- **Goal**:
Examine the entries and show every line in which the word "Parse" is found.

━━━

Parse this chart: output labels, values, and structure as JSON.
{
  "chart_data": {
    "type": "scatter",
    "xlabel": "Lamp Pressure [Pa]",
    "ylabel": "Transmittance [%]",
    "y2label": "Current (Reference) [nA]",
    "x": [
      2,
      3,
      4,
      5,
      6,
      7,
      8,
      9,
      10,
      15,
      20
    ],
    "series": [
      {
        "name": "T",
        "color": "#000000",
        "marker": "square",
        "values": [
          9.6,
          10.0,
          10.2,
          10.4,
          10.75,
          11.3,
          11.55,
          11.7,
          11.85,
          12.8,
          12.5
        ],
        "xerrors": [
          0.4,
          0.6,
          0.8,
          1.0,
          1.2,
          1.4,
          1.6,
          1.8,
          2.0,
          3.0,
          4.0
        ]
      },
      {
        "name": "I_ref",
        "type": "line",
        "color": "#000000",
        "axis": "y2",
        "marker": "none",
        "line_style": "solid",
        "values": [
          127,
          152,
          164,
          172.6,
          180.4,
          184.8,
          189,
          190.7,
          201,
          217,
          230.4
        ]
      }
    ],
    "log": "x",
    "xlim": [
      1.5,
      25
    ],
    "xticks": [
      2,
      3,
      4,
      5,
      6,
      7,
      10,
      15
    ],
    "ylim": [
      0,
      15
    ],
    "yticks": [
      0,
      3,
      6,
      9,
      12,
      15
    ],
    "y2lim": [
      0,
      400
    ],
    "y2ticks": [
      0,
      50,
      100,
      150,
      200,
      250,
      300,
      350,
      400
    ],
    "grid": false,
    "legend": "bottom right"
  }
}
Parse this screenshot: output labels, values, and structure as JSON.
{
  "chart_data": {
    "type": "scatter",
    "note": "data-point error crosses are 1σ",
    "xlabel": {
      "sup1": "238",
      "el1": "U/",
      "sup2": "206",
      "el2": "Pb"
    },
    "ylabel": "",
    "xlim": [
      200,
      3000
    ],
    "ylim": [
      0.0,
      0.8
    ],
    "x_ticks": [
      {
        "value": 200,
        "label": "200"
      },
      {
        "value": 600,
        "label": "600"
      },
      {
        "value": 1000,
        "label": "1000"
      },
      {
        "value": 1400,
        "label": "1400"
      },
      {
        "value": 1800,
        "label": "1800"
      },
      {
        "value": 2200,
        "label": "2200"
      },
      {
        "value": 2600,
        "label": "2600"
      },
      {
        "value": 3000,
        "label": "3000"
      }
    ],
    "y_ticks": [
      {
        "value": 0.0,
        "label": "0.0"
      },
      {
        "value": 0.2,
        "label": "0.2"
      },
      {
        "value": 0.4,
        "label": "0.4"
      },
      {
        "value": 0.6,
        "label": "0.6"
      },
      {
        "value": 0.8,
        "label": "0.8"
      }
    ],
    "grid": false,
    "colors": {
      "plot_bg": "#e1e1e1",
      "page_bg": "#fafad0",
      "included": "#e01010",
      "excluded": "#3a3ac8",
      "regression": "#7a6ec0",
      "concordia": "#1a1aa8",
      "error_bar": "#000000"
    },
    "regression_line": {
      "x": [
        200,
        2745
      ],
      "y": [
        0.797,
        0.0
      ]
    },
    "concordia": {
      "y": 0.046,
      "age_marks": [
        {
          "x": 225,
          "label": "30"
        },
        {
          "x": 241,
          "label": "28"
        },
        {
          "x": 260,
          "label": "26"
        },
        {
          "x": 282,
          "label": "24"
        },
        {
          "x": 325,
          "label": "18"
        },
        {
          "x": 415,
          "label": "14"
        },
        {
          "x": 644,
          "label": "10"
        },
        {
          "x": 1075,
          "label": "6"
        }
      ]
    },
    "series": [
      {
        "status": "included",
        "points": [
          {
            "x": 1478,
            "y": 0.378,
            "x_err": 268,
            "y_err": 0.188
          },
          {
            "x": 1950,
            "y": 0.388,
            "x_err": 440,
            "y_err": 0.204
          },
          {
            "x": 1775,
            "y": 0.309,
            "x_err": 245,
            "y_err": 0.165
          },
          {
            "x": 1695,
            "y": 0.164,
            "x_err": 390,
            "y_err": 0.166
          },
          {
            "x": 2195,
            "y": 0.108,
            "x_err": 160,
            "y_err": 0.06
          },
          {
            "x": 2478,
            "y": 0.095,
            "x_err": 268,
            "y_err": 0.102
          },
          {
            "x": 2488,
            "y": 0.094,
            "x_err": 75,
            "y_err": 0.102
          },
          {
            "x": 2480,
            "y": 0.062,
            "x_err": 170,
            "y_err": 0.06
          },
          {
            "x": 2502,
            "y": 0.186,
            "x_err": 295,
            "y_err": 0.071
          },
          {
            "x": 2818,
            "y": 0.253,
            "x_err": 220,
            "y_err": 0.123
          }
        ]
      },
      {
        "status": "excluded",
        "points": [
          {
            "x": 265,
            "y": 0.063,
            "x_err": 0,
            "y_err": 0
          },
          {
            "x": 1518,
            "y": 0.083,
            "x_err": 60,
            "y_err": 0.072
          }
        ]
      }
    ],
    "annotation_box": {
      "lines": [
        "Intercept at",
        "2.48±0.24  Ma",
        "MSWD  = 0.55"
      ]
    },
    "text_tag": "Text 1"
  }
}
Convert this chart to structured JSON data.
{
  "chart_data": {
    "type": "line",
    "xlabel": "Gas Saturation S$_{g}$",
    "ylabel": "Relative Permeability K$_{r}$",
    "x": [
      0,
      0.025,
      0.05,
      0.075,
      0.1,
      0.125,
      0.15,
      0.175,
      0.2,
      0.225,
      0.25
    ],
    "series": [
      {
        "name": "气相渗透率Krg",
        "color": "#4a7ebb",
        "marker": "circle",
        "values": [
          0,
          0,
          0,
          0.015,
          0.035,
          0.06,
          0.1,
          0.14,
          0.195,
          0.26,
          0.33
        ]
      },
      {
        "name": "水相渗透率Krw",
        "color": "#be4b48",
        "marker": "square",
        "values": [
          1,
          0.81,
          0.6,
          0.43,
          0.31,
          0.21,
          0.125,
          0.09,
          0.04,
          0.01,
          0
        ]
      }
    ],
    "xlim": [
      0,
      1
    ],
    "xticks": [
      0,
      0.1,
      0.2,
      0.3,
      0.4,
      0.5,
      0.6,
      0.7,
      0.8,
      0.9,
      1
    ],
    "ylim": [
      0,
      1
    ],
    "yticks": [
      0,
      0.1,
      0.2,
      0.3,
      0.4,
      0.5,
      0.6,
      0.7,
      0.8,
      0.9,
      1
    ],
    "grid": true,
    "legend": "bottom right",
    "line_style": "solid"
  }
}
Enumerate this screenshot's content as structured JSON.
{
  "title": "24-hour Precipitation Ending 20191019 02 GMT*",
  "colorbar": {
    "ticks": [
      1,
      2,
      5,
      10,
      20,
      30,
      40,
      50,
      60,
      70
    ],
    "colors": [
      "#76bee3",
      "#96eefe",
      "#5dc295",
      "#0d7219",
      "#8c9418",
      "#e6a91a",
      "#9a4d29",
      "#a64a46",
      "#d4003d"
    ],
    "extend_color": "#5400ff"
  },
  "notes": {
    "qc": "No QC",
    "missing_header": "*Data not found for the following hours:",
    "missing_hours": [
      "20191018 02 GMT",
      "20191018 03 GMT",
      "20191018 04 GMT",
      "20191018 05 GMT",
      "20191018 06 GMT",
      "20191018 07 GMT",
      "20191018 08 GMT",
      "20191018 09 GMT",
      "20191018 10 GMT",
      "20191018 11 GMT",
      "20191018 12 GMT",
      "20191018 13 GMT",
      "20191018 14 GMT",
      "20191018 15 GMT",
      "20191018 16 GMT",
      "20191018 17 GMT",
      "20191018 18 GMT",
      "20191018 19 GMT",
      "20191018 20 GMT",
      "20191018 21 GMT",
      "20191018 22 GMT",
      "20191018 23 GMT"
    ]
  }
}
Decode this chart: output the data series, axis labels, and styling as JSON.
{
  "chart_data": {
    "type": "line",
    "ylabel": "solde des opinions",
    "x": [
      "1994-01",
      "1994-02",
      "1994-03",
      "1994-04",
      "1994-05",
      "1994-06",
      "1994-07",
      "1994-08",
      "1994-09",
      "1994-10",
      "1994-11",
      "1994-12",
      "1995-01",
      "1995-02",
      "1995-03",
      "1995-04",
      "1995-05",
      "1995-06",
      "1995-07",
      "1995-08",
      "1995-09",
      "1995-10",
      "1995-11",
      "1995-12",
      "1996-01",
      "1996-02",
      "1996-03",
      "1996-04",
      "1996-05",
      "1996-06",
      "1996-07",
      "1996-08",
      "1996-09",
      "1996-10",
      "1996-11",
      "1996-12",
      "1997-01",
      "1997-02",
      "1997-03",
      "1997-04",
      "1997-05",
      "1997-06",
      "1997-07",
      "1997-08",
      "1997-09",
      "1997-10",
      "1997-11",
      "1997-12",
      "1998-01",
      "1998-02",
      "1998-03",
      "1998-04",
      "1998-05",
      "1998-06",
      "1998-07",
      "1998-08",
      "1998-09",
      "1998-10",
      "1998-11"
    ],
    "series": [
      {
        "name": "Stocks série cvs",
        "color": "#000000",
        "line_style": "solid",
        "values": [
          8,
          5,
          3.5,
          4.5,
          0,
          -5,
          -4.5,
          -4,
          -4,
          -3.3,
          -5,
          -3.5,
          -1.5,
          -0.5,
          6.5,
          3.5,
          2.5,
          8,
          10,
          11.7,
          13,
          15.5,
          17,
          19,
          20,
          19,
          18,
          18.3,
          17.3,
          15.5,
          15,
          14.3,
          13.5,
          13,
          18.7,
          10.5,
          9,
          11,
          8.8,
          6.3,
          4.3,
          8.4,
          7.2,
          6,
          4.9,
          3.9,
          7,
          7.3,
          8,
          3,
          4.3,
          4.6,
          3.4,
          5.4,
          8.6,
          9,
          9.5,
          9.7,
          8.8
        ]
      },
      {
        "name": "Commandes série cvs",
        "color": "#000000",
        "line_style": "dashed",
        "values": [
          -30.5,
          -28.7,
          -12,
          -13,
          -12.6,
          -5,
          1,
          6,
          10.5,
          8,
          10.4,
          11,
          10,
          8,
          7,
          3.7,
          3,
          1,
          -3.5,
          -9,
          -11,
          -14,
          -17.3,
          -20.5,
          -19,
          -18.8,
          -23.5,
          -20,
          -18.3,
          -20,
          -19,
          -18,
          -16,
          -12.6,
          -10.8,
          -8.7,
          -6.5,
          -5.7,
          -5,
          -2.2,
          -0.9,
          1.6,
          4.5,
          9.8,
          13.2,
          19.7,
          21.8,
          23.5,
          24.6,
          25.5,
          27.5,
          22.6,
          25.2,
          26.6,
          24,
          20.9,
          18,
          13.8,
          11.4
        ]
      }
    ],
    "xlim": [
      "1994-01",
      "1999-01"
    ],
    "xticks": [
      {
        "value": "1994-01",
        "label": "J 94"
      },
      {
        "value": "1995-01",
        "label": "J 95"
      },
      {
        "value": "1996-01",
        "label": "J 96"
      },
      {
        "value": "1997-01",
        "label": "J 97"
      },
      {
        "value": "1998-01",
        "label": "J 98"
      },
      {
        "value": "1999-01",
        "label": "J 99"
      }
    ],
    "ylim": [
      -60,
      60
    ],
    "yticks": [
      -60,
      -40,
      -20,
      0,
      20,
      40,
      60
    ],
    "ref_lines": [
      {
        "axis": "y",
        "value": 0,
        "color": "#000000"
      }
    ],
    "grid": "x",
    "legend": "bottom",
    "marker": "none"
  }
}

━━━

- **The answer**:
Parse this chart: output labels, values, and structure as JSON.
Parse this screenshot: output labels, values, and structure as JSON.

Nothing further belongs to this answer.